[Dataset entries]
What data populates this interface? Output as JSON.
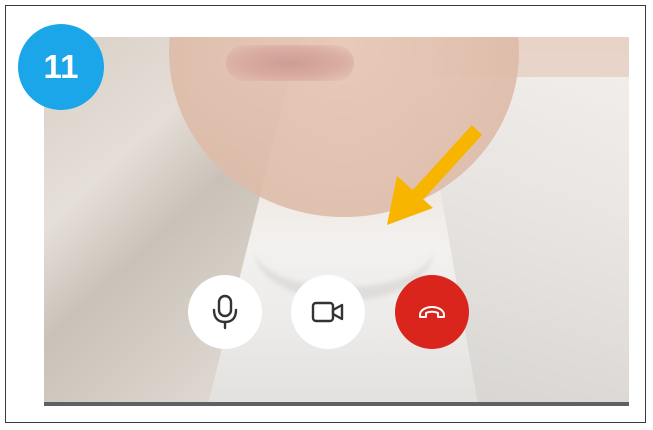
{
  "step_badge": {
    "number": "11",
    "color": "#1aa6e8"
  },
  "annotation": {
    "arrow_color": "#f7b500",
    "points_to": "end-call-button"
  },
  "call_controls": {
    "buttons": [
      {
        "id": "microphone",
        "icon": "microphone-icon",
        "background": "#ffffff",
        "icon_color": "#333333"
      },
      {
        "id": "camera",
        "icon": "video-camera-icon",
        "background": "#ffffff",
        "icon_color": "#333333"
      },
      {
        "id": "end_call",
        "icon": "hang-up-phone-icon",
        "background": "#d9251b",
        "icon_color": "#ffffff"
      }
    ]
  }
}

Challenge
For the listing above, identify each line bearing "microphone".

Reply
        "id": "microphone",
        "icon": "microphone-icon",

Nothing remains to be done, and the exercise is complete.